> [What is being asked]: Reproduce every entry that follows word for word, but omit the images.
----------
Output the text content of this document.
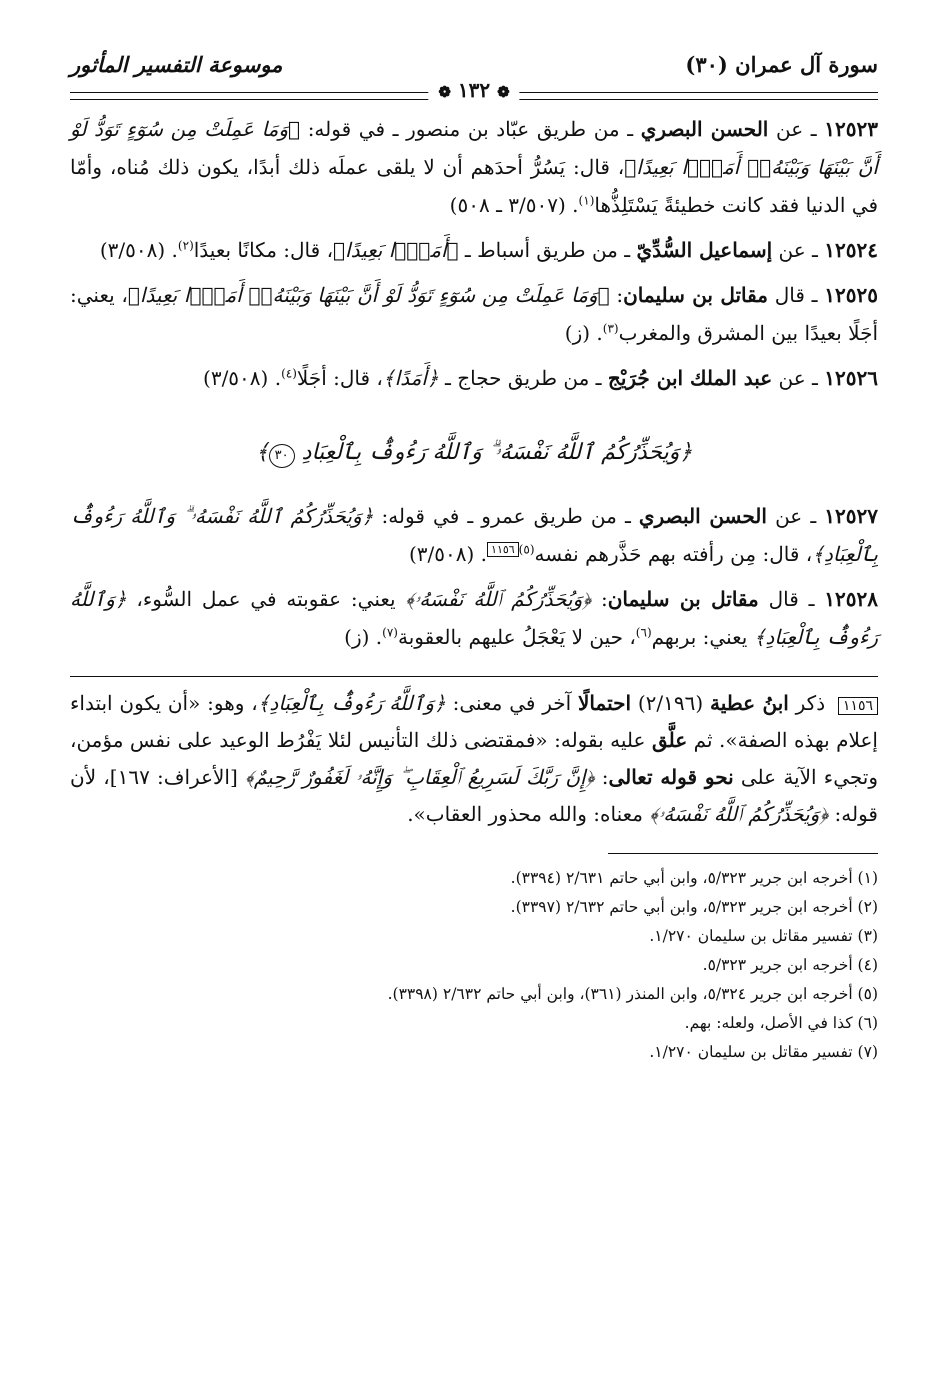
سورة آل عمران (٣٠)
موسوعة التفسير المأثور
❁ ١٣٢ ❁

١٢٥٢٣ ـ عن الحسن البصري ـ من طريق عبّاد بن منصور ـ في قوله: ﴿وَمَا عَمِلَتْ مِن سُوٓءٍ تَوَدُّ لَوْ أَنَّ بَيْنَهَا وَبَيْنَهُۥٓ أَمَدًۢا بَعِيدًا﴾، قال: يَسُرُّ أحدَهم أن لا يلقى عملَه ذلك أبدًا، يكون ذلك مُناه، وأمّا في الدنيا فقد كانت خطيئةً يَسْتَلِذُّها$^{(١)}$. (٣/٥٠٧ ـ ٥٠٨)

١٢٥٢٤ ـ عن إسماعيل السُّدِّيّ ـ من طريق أسباط ـ ﴿أَمَدًۢا بَعِيدًا﴾، قال: مكانًا بعيدًا$^{(٢)}$. (٣/٥٠٨)

١٢٥٢٥ ـ قال مقاتل بن سليمان: ﴿وَمَا عَمِلَتْ مِن سُوٓءٍ تَوَدُّ لَوْ أَنَّ بَيْنَهَا وَبَيْنَهُۥٓ أَمَدًۢا بَعِيدًا﴾، يعني: أجَلًا بعيدًا بين المشرق والمغرب$^{(٣)}$. (ز)

١٢٥٢٦ ـ عن عبد الملك ابن جُرَيْج ـ من طريق حجاج ـ ﴿أَمَدًا﴾، قال: أجَلًا$^{(٤)}$. (٣/٥٠٨)

﴿وَيُحَذِّرُكُمُ ٱللَّهُ نَفْسَهُۥ ۗ وَٱللَّهُ رَءُوفٌۢ بِٱلْعِبَادِ ٣٠﴾

١٢٥٢٧ ـ عن الحسن البصري ـ من طريق عمرو ـ في قوله: ﴿وَيُحَذِّرُكُمُ ٱللَّهُ نَفْسَهُۥ ۗ وَٱللَّهُ رَءُوفٌۢ بِٱلْعِبَادِ﴾، قال: مِن رأفته بهم حَذَّرهم نفسه$^{(٥)}$١١٥٦. (٣/٥٠٨)

١٢٥٢٨ ـ قال مقاتل بن سليمان: ﴿وَيُحَذِّرُكُمُ ٱللَّهُ نَفْسَهُۥ﴾ يعني: عقوبته في عمل السُّوء، ﴿وَٱللَّهُ رَءُوفٌۢ بِٱلْعِبَادِ﴾ يعني: بربهم$^{(٦)}$، حين لا يَعْجَلُ عليهم بالعقوبة$^{(٧)}$. (ز)

١١٥٦ ذكر ابنُ عطية (٢/١٩٦) احتمالًا آخر في معنى: ﴿وَٱللَّهُ رَءُوفٌۢ بِٱلْعِبَادِ﴾، وهو: «أن يكون ابتداء إعلام بهذه الصفة». ثم علَّق عليه بقوله: «فمقتضى ذلك التأنيس لئلا يَفْرُط الوعيد على نفس مؤمن، وتجيء الآية على نحو قوله تعالى: ﴿إِنَّ رَبَّكَ لَسَرِيعُ ٱلْعِقَابِ ۖ وَإِنَّهُۥ لَغَفُورٌ رَّحِيمٌ﴾ [الأعراف: ١٦٧]، لأن قوله: ﴿وَيُحَذِّرُكُمُ ٱللَّهُ نَفْسَهُۥ﴾ معناه: والله محذور العقاب».

(١) أخرجه ابن جرير ٥/٣٢٣، وابن أبي حاتم ٢/٦٣١ (٣٣٩٤).
(٢) أخرجه ابن جرير ٥/٣٢٣، وابن أبي حاتم ٢/٦٣٢ (٣٣٩٧).
(٣) تفسير مقاتل بن سليمان ١/٢٧٠.
(٤) أخرجه ابن جرير ٥/٣٢٣.
(٥) أخرجه ابن جرير ٥/٣٢٤، وابن المنذر (٣٦١)، وابن أبي حاتم ٢/٦٣٢ (٣٣٩٨).
(٦) كذا في الأصل، ولعله: بهم.
(٧) تفسير مقاتل بن سليمان ١/٢٧٠.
----------
> [Task answer]:
Output the text content of this document.
سورة آل عمران (٣٠)
موسوعة التفسير المأثور
❁ ١٣٢ ❁

١٢٥٢٣ ـ عن الحسن البصري ـ من طريق عبّاد بن منصور ـ في قوله: ﴿وَمَا عَمِلَتْ مِن سُوٓءٍ تَوَدُّ لَوْ أَنَّ بَيْنَهَا وَبَيْنَهُۥٓ أَمَدًۢا بَعِيدًا﴾، قال: يَسُرُّ أحدَهم أن لا يلقى عملَه ذلك أبدًا، يكون ذلك مُناه، وأمّا في الدنيا فقد كانت خطيئةً يَسْتَلِذُّها$^{(١)}$. (٣/٥٠٧ ـ ٥٠٨)

١٢٥٢٤ ـ عن إسماعيل السُّدِّيّ ـ من طريق أسباط ـ ﴿أَمَدًۢا بَعِيدًا﴾، قال: مكانًا بعيدًا$^{(٢)}$. (٣/٥٠٨)

١٢٥٢٥ ـ قال مقاتل بن سليمان: ﴿وَمَا عَمِلَتْ مِن سُوٓءٍ تَوَدُّ لَوْ أَنَّ بَيْنَهَا وَبَيْنَهُۥٓ أَمَدًۢا بَعِيدًا﴾، يعني: أجَلًا بعيدًا بين المشرق والمغرب$^{(٣)}$. (ز)

١٢٥٢٦ ـ عن عبد الملك ابن جُرَيْج ـ من طريق حجاج ـ ﴿أَمَدًا﴾، قال: أجَلًا$^{(٤)}$. (٣/٥٠٨)

﴿وَيُحَذِّرُكُمُ ٱللَّهُ نَفْسَهُۥ ۗ وَٱللَّهُ رَءُوفٌۢ بِٱلْعِبَادِ ٣٠﴾

١٢٥٢٧ ـ عن الحسن البصري ـ من طريق عمرو ـ في قوله: ﴿وَيُحَذِّرُكُمُ ٱللَّهُ نَفْسَهُۥ ۗ وَٱللَّهُ رَءُوفٌۢ بِٱلْعِبَادِ﴾، قال: مِن رأفته بهم حَذَّرهم نفسه$^{(٥)}$١١٥٦. (٣/٥٠٨)

١٢٥٢٨ ـ قال مقاتل بن سليمان: ﴿وَيُحَذِّرُكُمُ ٱللَّهُ نَفْسَهُۥ﴾ يعني: عقوبته في عمل السُّوء، ﴿وَٱللَّهُ رَءُوفٌۢ بِٱلْعِبَادِ﴾ يعني: بربهم$^{(٦)}$، حين لا يَعْجَلُ عليهم بالعقوبة$^{(٧)}$. (ز)

١١٥٦ ذكر ابنُ عطية (٢/١٩٦) احتمالًا آخر في معنى: ﴿وَٱللَّهُ رَءُوفٌۢ بِٱلْعِبَادِ﴾، وهو: «أن يكون ابتداء إعلام بهذه الصفة». ثم علَّق عليه بقوله: «فمقتضى ذلك التأنيس لئلا يَفْرُط الوعيد على نفس مؤمن، وتجيء الآية على نحو قوله تعالى: ﴿إِنَّ رَبَّكَ لَسَرِيعُ ٱلْعِقَابِ ۖ وَإِنَّهُۥ لَغَفُورٌ رَّحِيمٌ﴾ [الأعراف: ١٦٧]، لأن قوله: ﴿وَيُحَذِّرُكُمُ ٱللَّهُ نَفْسَهُۥ﴾ معناه: والله محذور العقاب».

(١) أخرجه ابن جرير ٥/٣٢٣، وابن أبي حاتم ٢/٦٣١ (٣٣٩٤).
(٢) أخرجه ابن جرير ٥/٣٢٣، وابن أبي حاتم ٢/٦٣٢ (٣٣٩٧).
(٣) تفسير مقاتل بن سليمان ١/٢٧٠.
(٤) أخرجه ابن جرير ٥/٣٢٣.
(٥) أخرجه ابن جرير ٥/٣٢٤، وابن المنذر (٣٦١)، وابن أبي حاتم ٢/٦٣٢ (٣٣٩٨).
(٦) كذا في الأصل، ولعله: بهم.
(٧) تفسير مقاتل بن سليمان ١/٢٧٠.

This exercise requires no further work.